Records

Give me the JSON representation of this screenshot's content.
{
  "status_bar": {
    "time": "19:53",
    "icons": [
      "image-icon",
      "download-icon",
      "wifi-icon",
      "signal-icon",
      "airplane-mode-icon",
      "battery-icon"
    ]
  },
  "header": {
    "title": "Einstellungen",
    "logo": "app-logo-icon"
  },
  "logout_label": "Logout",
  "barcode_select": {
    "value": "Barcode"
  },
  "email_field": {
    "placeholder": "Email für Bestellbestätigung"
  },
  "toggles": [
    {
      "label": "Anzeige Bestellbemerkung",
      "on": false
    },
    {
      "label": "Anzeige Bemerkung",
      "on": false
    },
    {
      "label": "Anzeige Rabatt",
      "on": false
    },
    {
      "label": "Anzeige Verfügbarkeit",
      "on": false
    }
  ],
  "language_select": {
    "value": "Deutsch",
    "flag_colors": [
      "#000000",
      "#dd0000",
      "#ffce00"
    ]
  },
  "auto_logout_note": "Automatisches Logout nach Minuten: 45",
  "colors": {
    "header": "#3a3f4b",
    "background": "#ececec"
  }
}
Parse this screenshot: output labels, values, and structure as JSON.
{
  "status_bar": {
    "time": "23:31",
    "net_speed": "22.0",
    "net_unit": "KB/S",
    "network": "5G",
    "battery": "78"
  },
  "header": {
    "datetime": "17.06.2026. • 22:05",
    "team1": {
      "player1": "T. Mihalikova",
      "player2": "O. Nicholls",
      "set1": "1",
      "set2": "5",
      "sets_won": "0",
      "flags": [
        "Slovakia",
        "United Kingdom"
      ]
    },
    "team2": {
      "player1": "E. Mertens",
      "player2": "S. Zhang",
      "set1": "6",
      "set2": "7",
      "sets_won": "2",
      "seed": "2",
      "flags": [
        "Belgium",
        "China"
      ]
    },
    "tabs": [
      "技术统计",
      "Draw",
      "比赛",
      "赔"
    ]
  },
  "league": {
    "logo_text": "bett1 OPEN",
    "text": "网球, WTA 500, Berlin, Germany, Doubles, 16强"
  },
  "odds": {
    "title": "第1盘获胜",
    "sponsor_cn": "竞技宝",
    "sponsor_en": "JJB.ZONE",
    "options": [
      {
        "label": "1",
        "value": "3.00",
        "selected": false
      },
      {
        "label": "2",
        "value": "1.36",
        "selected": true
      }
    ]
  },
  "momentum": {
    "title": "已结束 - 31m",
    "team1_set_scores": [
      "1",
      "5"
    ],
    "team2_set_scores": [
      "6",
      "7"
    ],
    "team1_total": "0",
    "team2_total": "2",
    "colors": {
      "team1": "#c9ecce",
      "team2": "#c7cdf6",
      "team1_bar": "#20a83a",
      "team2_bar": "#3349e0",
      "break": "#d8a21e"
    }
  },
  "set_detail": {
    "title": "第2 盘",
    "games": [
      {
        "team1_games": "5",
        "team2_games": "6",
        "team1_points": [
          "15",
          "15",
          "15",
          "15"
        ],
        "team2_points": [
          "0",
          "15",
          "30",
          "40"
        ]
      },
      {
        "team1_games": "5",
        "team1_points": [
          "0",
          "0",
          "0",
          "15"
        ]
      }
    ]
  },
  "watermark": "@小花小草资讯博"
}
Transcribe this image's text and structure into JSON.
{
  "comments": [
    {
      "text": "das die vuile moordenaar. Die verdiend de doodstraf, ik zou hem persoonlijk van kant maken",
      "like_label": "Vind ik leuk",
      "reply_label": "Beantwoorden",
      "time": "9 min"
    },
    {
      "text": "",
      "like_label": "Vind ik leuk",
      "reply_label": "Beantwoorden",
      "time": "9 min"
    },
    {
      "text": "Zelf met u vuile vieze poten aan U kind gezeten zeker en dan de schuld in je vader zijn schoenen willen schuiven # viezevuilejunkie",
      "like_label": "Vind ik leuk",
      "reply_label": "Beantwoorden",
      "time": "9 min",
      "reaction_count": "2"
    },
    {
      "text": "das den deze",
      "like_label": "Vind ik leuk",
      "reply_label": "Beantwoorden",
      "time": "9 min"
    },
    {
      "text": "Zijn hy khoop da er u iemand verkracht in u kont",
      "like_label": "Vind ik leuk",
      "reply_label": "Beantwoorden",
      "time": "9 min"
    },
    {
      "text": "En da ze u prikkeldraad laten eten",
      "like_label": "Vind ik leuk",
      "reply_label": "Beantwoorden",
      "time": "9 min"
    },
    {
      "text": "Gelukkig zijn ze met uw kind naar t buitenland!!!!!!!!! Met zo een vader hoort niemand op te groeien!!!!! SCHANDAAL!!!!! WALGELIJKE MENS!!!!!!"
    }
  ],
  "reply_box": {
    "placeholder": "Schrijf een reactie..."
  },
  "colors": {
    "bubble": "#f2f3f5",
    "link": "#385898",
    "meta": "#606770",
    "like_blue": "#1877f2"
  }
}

→ **REQUIREMENT**
Repeat the data exactly. Leave nothing out.

→ **ANSWER FOR THIS EXERCISE**
Give me the JSON representation of this screenshot's content.
{
  "status_bar": {
    "time": "19:53",
    "icons": [
      "image-icon",
      "download-icon",
      "wifi-icon",
      "signal-icon",
      "airplane-mode-icon",
      "battery-icon"
    ]
  },
  "header": {
    "title": "Einstellungen",
    "logo": "app-logo-icon"
  },
  "logout_label": "Logout",
  "barcode_select": {
    "value": "Barcode"
  },
  "email_field": {
    "placeholder": "Email für Bestellbestätigung"
  },
  "toggles": [
    {
      "label": "Anzeige Bestellbemerkung",
      "on": false
    },
    {
      "label": "Anzeige Bemerkung",
      "on": false
    },
    {
      "label": "Anzeige Rabatt",
      "on": false
    },
    {
      "label": "Anzeige Verfügbarkeit",
      "on": false
    }
  ],
  "language_select": {
    "value": "Deutsch",
    "flag_colors": [
      "#000000",
      "#dd0000",
      "#ffce00"
    ]
  },
  "auto_logout_note": "Automatisches Logout nach Minuten: 45",
  "colors": {
    "header": "#3a3f4b",
    "background": "#ececec"
  }
}
Parse this screenshot: output labels, values, and structure as JSON.
{
  "status_bar": {
    "time": "23:31",
    "net_speed": "22.0",
    "net_unit": "KB/S",
    "network": "5G",
    "battery": "78"
  },
  "header": {
    "datetime": "17.06.2026. • 22:05",
    "team1": {
      "player1": "T. Mihalikova",
      "player2": "O. Nicholls",
      "set1": "1",
      "set2": "5",
      "sets_won": "0",
      "flags": [
        "Slovakia",
        "United Kingdom"
      ]
    },
    "team2": {
      "player1": "E. Mertens",
      "player2": "S. Zhang",
      "set1": "6",
      "set2": "7",
      "sets_won": "2",
      "seed": "2",
      "flags": [
        "Belgium",
        "China"
      ]
    },
    "tabs": [
      "技术统计",
      "Draw",
      "比赛",
      "赔"
    ]
  },
  "league": {
    "logo_text": "bett1 OPEN",
    "text": "网球, WTA 500, Berlin, Germany, Doubles, 16强"
  },
  "odds": {
    "title": "第1盘获胜",
    "sponsor_cn": "竞技宝",
    "sponsor_en": "JJB.ZONE",
    "options": [
      {
        "label": "1",
        "value": "3.00",
        "selected": false
      },
      {
        "label": "2",
        "value": "1.36",
        "selected": true
      }
    ]
  },
  "momentum": {
    "title": "已结束 - 31m",
    "team1_set_scores": [
      "1",
      "5"
    ],
    "team2_set_scores": [
      "6",
      "7"
    ],
    "team1_total": "0",
    "team2_total": "2",
    "colors": {
      "team1": "#c9ecce",
      "team2": "#c7cdf6",
      "team1_bar": "#20a83a",
      "team2_bar": "#3349e0",
      "break": "#d8a21e"
    }
  },
  "set_detail": {
    "title": "第2 盘",
    "games": [
      {
        "team1_games": "5",
        "team2_games": "6",
        "team1_points": [
          "15",
          "15",
          "15",
          "15"
        ],
        "team2_points": [
          "0",
          "15",
          "30",
          "40"
        ]
      },
      {
        "team1_games": "5",
        "team1_points": [
          "0",
          "0",
          "0",
          "15"
        ]
      }
    ]
  },
  "watermark": "@小花小草资讯博"
}
Transcribe this image's text and structure into JSON.
{
  "comments": [
    {
      "text": "das die vuile moordenaar. Die verdiend de doodstraf, ik zou hem persoonlijk van kant maken",
      "like_label": "Vind ik leuk",
      "reply_label": "Beantwoorden",
      "time": "9 min"
    },
    {
      "text": "",
      "like_label": "Vind ik leuk",
      "reply_label": "Beantwoorden",
      "time": "9 min"
    },
    {
      "text": "Zelf met u vuile vieze poten aan U kind gezeten zeker en dan de schuld in je vader zijn schoenen willen schuiven # viezevuilejunkie",
      "like_label": "Vind ik leuk",
      "reply_label": "Beantwoorden",
      "time": "9 min",
      "reaction_count": "2"
    },
    {
      "text": "das den deze",
      "like_label": "Vind ik leuk",
      "reply_label": "Beantwoorden",
      "time": "9 min"
    },
    {
      "text": "Zijn hy khoop da er u iemand verkracht in u kont",
      "like_label": "Vind ik leuk",
      "reply_label": "Beantwoorden",
      "time": "9 min"
    },
    {
      "text": "En da ze u prikkeldraad laten eten",
      "like_label": "Vind ik leuk",
      "reply_label": "Beantwoorden",
      "time": "9 min"
    },
    {
      "text": "Gelukkig zijn ze met uw kind naar t buitenland!!!!!!!!! Met zo een vader hoort niemand op te groeien!!!!! SCHANDAAL!!!!! WALGELIJKE MENS!!!!!!"
    }
  ],
  "reply_box": {
    "placeholder": "Schrijf een reactie..."
  },
  "colors": {
    "bubble": "#f2f3f5",
    "link": "#385898",
    "meta": "#606770",
    "like_blue": "#1877f2"
  }
}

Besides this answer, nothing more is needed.